Would you write out the listing verbatim and skip every picture in it?
-------------------------
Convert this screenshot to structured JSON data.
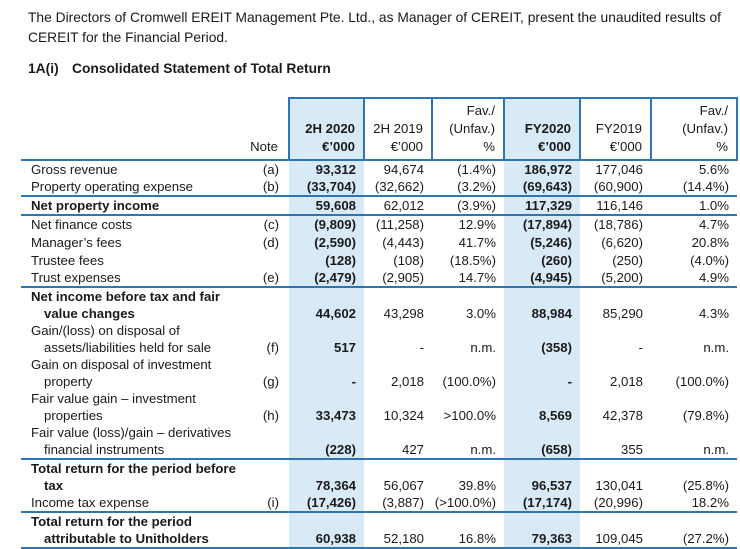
{
  "intro": {
    "paragraph_line1": "The Directors of Cromwell EREIT Management Pte. Ltd., as Manager of CEREIT, present the unaudited results of",
    "paragraph_line2": "CEREIT for the Financial Period.",
    "section_number": "1A(i)",
    "section_title": "Consolidated Statement of Total Return"
  },
  "colors": {
    "accent_blue": "#2E75B6",
    "stripe_blue": "#D9EAF7"
  },
  "table": {
    "header": {
      "note": "Note",
      "columns": [
        {
          "line1": "",
          "line2": "2H 2020",
          "line3": "€’000"
        },
        {
          "line1": "",
          "line2": "2H 2019",
          "line3": "€’000"
        },
        {
          "line1": "Fav./",
          "line2": "(Unfav.)",
          "line3": "%"
        },
        {
          "line1": "",
          "line2": "FY2020",
          "line3": "€’000"
        },
        {
          "line1": "",
          "line2": "FY2019",
          "line3": "€’000"
        },
        {
          "line1": "Fav./",
          "line2": "(Unfav.)",
          "line3": "%"
        }
      ]
    },
    "rows": [
      {
        "label": "Gross revenue",
        "label2": "",
        "note": "(a)",
        "v": [
          "93,312",
          "94,674",
          "(1.4%)",
          "186,972",
          "177,046",
          "5.6%"
        ]
      },
      {
        "label": "Property operating expense",
        "label2": "",
        "note": "(b)",
        "v": [
          "(33,704)",
          "(32,662)",
          "(3.2%)",
          "(69,643)",
          "(60,900)",
          "(14.4%)"
        ]
      },
      {
        "label": "Net property income",
        "label2": "",
        "note": "",
        "v": [
          "59,608",
          "62,012",
          "(3.9%)",
          "117,329",
          "116,146",
          "1.0%"
        ]
      },
      {
        "label": "Net finance costs",
        "label2": "",
        "note": "(c)",
        "v": [
          "(9,809)",
          "(11,258)",
          "12.9%",
          "(17,894)",
          "(18,786)",
          "4.7%"
        ]
      },
      {
        "label": "Manager’s fees",
        "label2": "",
        "note": "(d)",
        "v": [
          "(2,590)",
          "(4,443)",
          "41.7%",
          "(5,246)",
          "(6,620)",
          "20.8%"
        ]
      },
      {
        "label": "Trustee fees",
        "label2": "",
        "note": "",
        "v": [
          "(128)",
          "(108)",
          "(18.5%)",
          "(260)",
          "(250)",
          "(4.0%)"
        ]
      },
      {
        "label": "Trust expenses",
        "label2": "",
        "note": "(e)",
        "v": [
          "(2,479)",
          "(2,905)",
          "14.7%",
          "(4,945)",
          "(5,200)",
          "4.9%"
        ]
      },
      {
        "label": "Net income before tax and fair",
        "label2": "value changes",
        "note": "",
        "v": [
          "44,602",
          "43,298",
          "3.0%",
          "88,984",
          "85,290",
          "4.3%"
        ]
      },
      {
        "label": "Gain/(loss) on disposal of",
        "label2": "assets/liabilities held for sale",
        "note": "(f)",
        "v": [
          "517",
          "-",
          "n.m.",
          "(358)",
          "-",
          "n.m."
        ]
      },
      {
        "label": "Gain on disposal of investment",
        "label2": "property",
        "note": "(g)",
        "v": [
          "-",
          "2,018",
          "(100.0%)",
          "-",
          "2,018",
          "(100.0%)"
        ]
      },
      {
        "label": "Fair value gain – investment",
        "label2": "properties",
        "note": "(h)",
        "v": [
          "33,473",
          "10,324",
          ">100.0%",
          "8,569",
          "42,378",
          "(79.8%)"
        ]
      },
      {
        "label": "Fair value (loss)/gain – derivatives",
        "label2": "financial instruments",
        "note": "",
        "v": [
          "(228)",
          "427",
          "n.m.",
          "(658)",
          "355",
          "n.m."
        ]
      },
      {
        "label": "Total return for the period before",
        "label2": "tax",
        "note": "",
        "v": [
          "78,364",
          "56,067",
          "39.8%",
          "96,537",
          "130,041",
          "(25.8%)"
        ]
      },
      {
        "label": "Income tax expense",
        "label2": "",
        "note": "(i)",
        "v": [
          "(17,426)",
          "(3,887)",
          "(>100.0%)",
          "(17,174)",
          "(20,996)",
          "18.2%"
        ]
      },
      {
        "label": "Total return for the period",
        "label2": "attributable to Unitholders",
        "note": "",
        "v": [
          "60,938",
          "52,180",
          "16.8%",
          "79,363",
          "109,045",
          "(27.2%)"
        ]
      }
    ]
  }
}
-------------------------
* **Output of the exercise**
Convert this screenshot to structured JSON data.
{
  "intro": {
    "paragraph_line1": "The Directors of Cromwell EREIT Management Pte. Ltd., as Manager of CEREIT, present the unaudited results of",
    "paragraph_line2": "CEREIT for the Financial Period.",
    "section_number": "1A(i)",
    "section_title": "Consolidated Statement of Total Return"
  },
  "colors": {
    "accent_blue": "#2E75B6",
    "stripe_blue": "#D9EAF7"
  },
  "table": {
    "header": {
      "note": "Note",
      "columns": [
        {
          "line1": "",
          "line2": "2H 2020",
          "line3": "€’000"
        },
        {
          "line1": "",
          "line2": "2H 2019",
          "line3": "€’000"
        },
        {
          "line1": "Fav./",
          "line2": "(Unfav.)",
          "line3": "%"
        },
        {
          "line1": "",
          "line2": "FY2020",
          "line3": "€’000"
        },
        {
          "line1": "",
          "line2": "FY2019",
          "line3": "€’000"
        },
        {
          "line1": "Fav./",
          "line2": "(Unfav.)",
          "line3": "%"
        }
      ]
    },
    "rows": [
      {
        "label": "Gross revenue",
        "label2": "",
        "note": "(a)",
        "v": [
          "93,312",
          "94,674",
          "(1.4%)",
          "186,972",
          "177,046",
          "5.6%"
        ]
      },
      {
        "label": "Property operating expense",
        "label2": "",
        "note": "(b)",
        "v": [
          "(33,704)",
          "(32,662)",
          "(3.2%)",
          "(69,643)",
          "(60,900)",
          "(14.4%)"
        ]
      },
      {
        "label": "Net property income",
        "label2": "",
        "note": "",
        "v": [
          "59,608",
          "62,012",
          "(3.9%)",
          "117,329",
          "116,146",
          "1.0%"
        ]
      },
      {
        "label": "Net finance costs",
        "label2": "",
        "note": "(c)",
        "v": [
          "(9,809)",
          "(11,258)",
          "12.9%",
          "(17,894)",
          "(18,786)",
          "4.7%"
        ]
      },
      {
        "label": "Manager’s fees",
        "label2": "",
        "note": "(d)",
        "v": [
          "(2,590)",
          "(4,443)",
          "41.7%",
          "(5,246)",
          "(6,620)",
          "20.8%"
        ]
      },
      {
        "label": "Trustee fees",
        "label2": "",
        "note": "",
        "v": [
          "(128)",
          "(108)",
          "(18.5%)",
          "(260)",
          "(250)",
          "(4.0%)"
        ]
      },
      {
        "label": "Trust expenses",
        "label2": "",
        "note": "(e)",
        "v": [
          "(2,479)",
          "(2,905)",
          "14.7%",
          "(4,945)",
          "(5,200)",
          "4.9%"
        ]
      },
      {
        "label": "Net income before tax and fair",
        "label2": "value changes",
        "note": "",
        "v": [
          "44,602",
          "43,298",
          "3.0%",
          "88,984",
          "85,290",
          "4.3%"
        ]
      },
      {
        "label": "Gain/(loss) on disposal of",
        "label2": "assets/liabilities held for sale",
        "note": "(f)",
        "v": [
          "517",
          "-",
          "n.m.",
          "(358)",
          "-",
          "n.m."
        ]
      },
      {
        "label": "Gain on disposal of investment",
        "label2": "property",
        "note": "(g)",
        "v": [
          "-",
          "2,018",
          "(100.0%)",
          "-",
          "2,018",
          "(100.0%)"
        ]
      },
      {
        "label": "Fair value gain – investment",
        "label2": "properties",
        "note": "(h)",
        "v": [
          "33,473",
          "10,324",
          ">100.0%",
          "8,569",
          "42,378",
          "(79.8%)"
        ]
      },
      {
        "label": "Fair value (loss)/gain – derivatives",
        "label2": "financial instruments",
        "note": "",
        "v": [
          "(228)",
          "427",
          "n.m.",
          "(658)",
          "355",
          "n.m."
        ]
      },
      {
        "label": "Total return for the period before",
        "label2": "tax",
        "note": "",
        "v": [
          "78,364",
          "56,067",
          "39.8%",
          "96,537",
          "130,041",
          "(25.8%)"
        ]
      },
      {
        "label": "Income tax expense",
        "label2": "",
        "note": "(i)",
        "v": [
          "(17,426)",
          "(3,887)",
          "(>100.0%)",
          "(17,174)",
          "(20,996)",
          "18.2%"
        ]
      },
      {
        "label": "Total return for the period",
        "label2": "attributable to Unitholders",
        "note": "",
        "v": [
          "60,938",
          "52,180",
          "16.8%",
          "79,363",
          "109,045",
          "(27.2%)"
        ]
      }
    ]
  }
}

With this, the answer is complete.